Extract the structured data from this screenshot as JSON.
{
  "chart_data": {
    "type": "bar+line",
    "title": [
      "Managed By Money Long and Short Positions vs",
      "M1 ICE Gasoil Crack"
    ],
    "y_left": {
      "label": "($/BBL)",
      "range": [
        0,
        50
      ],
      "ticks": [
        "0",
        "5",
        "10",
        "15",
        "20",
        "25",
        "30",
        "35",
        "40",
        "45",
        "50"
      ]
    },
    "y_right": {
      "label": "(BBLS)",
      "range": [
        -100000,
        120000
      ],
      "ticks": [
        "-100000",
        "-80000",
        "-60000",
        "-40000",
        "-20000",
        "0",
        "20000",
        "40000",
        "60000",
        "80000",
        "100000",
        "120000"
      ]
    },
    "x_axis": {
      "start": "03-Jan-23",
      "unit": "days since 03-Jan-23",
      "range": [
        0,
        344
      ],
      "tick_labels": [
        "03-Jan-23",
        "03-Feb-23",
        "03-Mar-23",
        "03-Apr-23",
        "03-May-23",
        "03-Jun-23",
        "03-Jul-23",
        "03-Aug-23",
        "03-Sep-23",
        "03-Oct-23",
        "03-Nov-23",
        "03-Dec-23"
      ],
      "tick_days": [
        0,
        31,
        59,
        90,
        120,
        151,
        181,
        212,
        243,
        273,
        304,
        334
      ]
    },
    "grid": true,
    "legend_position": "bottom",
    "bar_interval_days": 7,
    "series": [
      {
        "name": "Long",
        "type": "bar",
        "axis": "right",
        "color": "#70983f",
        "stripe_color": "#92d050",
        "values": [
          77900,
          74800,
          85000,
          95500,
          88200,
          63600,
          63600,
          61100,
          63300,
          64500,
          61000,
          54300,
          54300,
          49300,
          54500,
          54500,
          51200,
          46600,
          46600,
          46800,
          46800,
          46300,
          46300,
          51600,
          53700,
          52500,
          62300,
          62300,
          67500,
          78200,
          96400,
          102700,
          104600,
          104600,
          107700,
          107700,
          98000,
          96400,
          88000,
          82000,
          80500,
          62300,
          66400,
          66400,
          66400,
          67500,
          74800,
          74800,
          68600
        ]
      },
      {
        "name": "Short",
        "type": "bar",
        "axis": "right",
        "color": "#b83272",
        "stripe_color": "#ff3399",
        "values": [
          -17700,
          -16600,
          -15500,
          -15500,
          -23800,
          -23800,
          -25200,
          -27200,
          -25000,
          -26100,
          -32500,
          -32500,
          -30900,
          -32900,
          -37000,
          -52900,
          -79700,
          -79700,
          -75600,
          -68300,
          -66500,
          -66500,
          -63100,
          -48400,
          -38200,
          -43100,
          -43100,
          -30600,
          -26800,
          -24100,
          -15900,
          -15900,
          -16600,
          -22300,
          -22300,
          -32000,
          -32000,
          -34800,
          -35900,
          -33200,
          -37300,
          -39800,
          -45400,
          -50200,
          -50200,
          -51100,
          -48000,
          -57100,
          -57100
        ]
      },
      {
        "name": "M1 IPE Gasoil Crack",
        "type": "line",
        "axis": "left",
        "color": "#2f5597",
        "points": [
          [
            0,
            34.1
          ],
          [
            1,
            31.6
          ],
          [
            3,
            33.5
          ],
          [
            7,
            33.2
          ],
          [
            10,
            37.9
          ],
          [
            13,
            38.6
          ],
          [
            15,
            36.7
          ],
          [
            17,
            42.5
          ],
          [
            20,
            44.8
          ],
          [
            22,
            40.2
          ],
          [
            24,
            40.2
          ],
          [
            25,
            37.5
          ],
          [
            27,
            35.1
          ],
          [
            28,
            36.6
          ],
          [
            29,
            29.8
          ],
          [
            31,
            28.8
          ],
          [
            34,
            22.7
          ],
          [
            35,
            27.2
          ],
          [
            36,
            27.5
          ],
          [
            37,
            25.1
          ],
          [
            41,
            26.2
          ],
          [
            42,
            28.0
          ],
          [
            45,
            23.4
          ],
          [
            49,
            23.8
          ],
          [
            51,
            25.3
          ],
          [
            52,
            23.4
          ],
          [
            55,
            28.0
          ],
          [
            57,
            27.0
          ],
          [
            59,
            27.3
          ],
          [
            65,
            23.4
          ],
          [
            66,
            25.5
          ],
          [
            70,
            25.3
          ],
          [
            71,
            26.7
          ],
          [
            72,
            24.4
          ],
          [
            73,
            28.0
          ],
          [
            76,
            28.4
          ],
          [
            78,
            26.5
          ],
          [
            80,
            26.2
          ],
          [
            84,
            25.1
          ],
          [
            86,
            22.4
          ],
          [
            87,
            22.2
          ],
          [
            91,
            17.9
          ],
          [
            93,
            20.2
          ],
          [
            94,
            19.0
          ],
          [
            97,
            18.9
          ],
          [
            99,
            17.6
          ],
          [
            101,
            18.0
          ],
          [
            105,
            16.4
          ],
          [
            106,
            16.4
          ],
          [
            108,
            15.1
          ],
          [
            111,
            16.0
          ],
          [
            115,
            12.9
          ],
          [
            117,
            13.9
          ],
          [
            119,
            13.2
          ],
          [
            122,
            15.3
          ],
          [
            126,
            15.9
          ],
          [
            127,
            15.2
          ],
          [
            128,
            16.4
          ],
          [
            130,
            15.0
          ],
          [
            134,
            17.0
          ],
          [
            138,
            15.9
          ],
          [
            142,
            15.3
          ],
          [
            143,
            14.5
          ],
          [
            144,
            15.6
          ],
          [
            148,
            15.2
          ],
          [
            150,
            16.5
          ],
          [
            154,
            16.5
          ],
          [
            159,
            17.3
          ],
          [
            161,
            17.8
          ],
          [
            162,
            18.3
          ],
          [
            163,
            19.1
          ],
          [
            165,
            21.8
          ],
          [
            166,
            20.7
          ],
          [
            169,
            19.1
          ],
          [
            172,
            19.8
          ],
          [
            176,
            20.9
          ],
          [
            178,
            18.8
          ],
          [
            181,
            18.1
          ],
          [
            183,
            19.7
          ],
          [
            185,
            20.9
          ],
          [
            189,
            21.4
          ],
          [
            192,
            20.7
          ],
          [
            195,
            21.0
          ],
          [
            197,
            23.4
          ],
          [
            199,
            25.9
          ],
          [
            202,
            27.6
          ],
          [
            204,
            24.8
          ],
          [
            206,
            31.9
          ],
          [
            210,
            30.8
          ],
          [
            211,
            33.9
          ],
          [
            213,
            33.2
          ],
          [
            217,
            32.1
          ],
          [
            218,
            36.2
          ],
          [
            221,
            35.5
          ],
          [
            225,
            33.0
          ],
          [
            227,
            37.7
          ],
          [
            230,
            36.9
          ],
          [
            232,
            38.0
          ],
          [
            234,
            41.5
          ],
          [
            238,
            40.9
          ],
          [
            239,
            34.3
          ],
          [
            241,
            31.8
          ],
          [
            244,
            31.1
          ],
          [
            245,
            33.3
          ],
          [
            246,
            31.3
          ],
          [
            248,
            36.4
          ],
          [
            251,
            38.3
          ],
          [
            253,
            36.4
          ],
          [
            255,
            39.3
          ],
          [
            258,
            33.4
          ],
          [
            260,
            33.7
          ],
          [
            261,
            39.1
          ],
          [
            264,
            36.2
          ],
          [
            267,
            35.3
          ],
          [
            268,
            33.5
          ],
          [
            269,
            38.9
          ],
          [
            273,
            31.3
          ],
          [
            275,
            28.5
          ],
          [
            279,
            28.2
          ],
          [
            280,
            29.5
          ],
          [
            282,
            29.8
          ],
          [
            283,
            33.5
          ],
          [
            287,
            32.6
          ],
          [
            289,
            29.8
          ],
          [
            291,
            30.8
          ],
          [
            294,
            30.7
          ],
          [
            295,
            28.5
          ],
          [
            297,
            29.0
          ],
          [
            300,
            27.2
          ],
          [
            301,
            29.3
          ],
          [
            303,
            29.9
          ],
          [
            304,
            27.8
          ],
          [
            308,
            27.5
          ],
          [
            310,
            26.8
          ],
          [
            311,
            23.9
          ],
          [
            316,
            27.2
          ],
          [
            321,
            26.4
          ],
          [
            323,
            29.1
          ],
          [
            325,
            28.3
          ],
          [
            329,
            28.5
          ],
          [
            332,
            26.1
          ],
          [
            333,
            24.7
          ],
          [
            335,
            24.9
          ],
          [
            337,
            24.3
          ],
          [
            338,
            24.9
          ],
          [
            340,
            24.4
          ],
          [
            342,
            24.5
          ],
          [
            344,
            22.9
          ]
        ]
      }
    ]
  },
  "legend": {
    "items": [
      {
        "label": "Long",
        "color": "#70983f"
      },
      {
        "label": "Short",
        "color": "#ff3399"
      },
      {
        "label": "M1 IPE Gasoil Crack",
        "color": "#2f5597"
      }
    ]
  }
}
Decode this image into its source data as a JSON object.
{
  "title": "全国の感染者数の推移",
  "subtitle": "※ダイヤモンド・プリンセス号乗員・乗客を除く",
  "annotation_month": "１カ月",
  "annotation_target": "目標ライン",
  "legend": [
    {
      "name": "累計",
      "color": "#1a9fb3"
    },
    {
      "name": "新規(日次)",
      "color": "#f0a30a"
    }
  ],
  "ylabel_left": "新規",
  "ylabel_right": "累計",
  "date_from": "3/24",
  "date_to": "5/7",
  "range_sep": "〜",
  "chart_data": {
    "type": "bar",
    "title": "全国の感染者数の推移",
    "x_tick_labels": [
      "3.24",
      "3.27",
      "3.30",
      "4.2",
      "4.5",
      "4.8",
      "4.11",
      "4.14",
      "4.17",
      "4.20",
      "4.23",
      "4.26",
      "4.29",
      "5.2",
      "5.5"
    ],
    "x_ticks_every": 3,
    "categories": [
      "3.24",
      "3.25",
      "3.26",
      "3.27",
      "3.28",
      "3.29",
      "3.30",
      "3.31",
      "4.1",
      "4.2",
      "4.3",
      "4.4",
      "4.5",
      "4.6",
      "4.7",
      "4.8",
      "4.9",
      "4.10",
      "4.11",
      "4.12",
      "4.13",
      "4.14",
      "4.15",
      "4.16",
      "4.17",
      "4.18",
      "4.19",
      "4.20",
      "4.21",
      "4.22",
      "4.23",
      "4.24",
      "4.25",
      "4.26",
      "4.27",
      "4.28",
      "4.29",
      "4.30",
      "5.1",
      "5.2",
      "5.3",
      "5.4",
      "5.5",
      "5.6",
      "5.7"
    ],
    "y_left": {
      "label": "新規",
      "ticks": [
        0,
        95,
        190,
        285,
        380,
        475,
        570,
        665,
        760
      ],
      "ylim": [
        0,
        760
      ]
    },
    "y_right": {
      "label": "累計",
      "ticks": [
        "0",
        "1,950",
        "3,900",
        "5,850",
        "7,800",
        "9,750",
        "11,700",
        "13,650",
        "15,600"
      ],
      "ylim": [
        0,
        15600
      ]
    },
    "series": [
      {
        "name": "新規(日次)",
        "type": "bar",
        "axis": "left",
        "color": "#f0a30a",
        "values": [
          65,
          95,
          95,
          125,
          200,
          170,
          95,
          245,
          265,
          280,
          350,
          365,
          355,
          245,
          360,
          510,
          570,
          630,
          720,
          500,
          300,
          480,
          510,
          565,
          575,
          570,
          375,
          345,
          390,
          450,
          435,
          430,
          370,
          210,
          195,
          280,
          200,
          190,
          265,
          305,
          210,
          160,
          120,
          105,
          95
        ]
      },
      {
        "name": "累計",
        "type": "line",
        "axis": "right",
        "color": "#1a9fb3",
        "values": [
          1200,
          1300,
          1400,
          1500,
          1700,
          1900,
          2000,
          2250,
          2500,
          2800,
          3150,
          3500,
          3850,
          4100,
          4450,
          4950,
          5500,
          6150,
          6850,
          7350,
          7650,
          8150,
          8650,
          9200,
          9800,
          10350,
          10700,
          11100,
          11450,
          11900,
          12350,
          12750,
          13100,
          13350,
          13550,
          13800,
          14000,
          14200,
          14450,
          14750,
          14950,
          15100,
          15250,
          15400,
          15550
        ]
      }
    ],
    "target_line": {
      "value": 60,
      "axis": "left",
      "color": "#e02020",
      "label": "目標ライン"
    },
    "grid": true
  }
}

::::

§ **EXERCISE TASK**
Of the lines in this material, state how many hold the string "Crack". Write no other words.

§ **WRITTEN RESPONSE**
3